§ **What this task involves**
Reproduce the stretch from the line containing "intro-paragraph: aggregate planning" through the line containing "list-item-continuation: the financial", swapping "capacity" for "output" and leaving everything else unchanged.

§ **Data to process**
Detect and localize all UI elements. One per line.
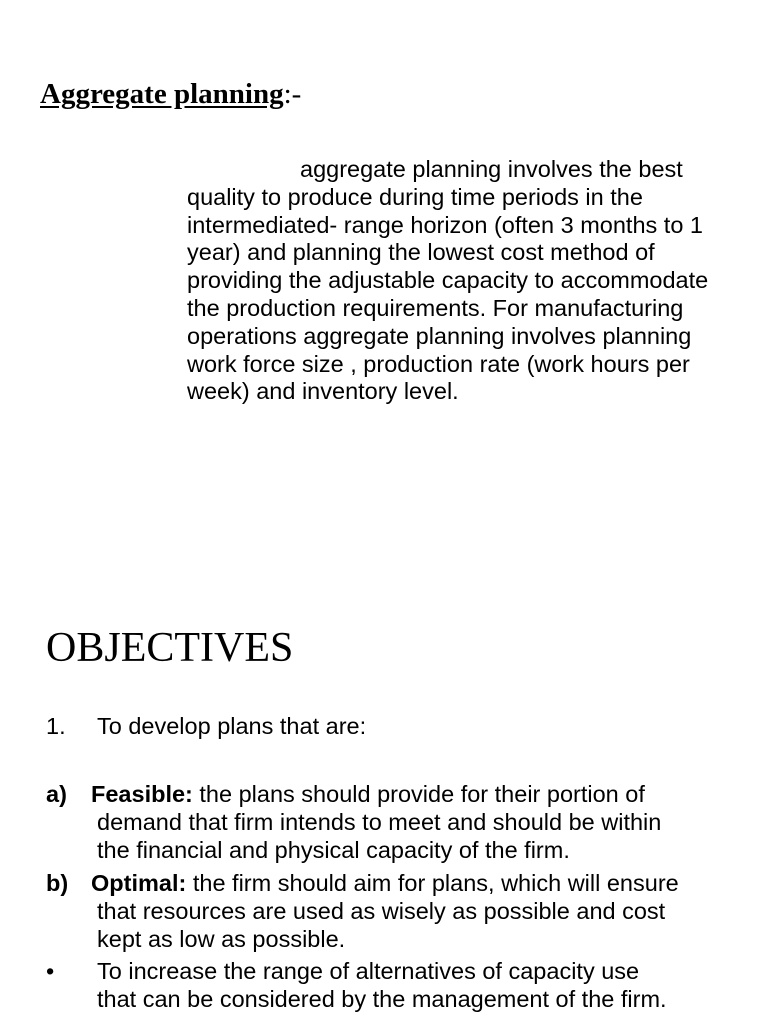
intro-paragraph: aggregate planning involves the best quality to produce during time periods in the intermediated- range horizon (often 3 months to 1 year) and planning the lowest cost method of providing the adjustable capacity to accommodate the production requirements. For manufacturing operations aggregate planning involves planning work force size , production rate (work hours per week) and inventory level.: [187, 156, 709, 405]
list-marker: b): [46, 870, 69, 896]
list-item-continuation: the financial and physical capacity of the firm.: [97, 836, 570, 863]
list-item-text: the firm should aim for plans, which will ensure: [186, 870, 679, 896]
list-item-continuation: demand that firm intends to meet and should be within: [97, 808, 662, 835]
list-item-text: To develop plans that are:: [97, 713, 367, 739]
heading-suffix: :-: [283, 78, 302, 110]
list-item-term: Optimal:: [91, 870, 187, 896]
list-item: [46, 870, 746, 953]
heading-title: Aggregate planning: [40, 78, 284, 110]
list-marker: a): [46, 781, 67, 807]
list-marker: 1.: [46, 713, 66, 739]
list-item-text: To increase the range of alternatives of capacity use: [97, 958, 640, 984]
list-item-continuation: that resources are used as wisely as possible and cost: [97, 897, 666, 924]
list-item-line: [46, 781, 746, 809]
list-item: [46, 958, 746, 1014]
bullet-marker: •: [46, 958, 55, 984]
objectives-heading: OBJECTIVES: [46, 625, 294, 671]
list-item-line: [46, 870, 746, 898]
list-item: [46, 781, 746, 864]
list-item-continuation: that can be considered by the management of the firm.: [97, 985, 667, 1012]
list-item-term: Feasible:: [91, 781, 193, 807]
list-item-text: the plans should provide for their portion of: [192, 781, 645, 807]
list-item-continuation: kept as low as possible.: [97, 925, 346, 952]
section-heading: [40, 76, 301, 112]
list-item: [46, 713, 746, 741]
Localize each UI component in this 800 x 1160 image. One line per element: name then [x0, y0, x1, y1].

§ **Problem solution**
intro-paragraph: aggregate planning involves the best quality to produce during time periods in the intermediated- range horizon (often 3 months to 1 year) and planning the lowest cost method of providing the adjustable output to accommodate the production requirements. For manufacturing operations aggregate planning involves planning work force size , production rate (work hours per week) and inventory level.: [187, 156, 709, 405]
list-marker: b): [46, 870, 69, 896]
list-item-continuation: the financial and physical output of the firm.: [97, 836, 570, 863]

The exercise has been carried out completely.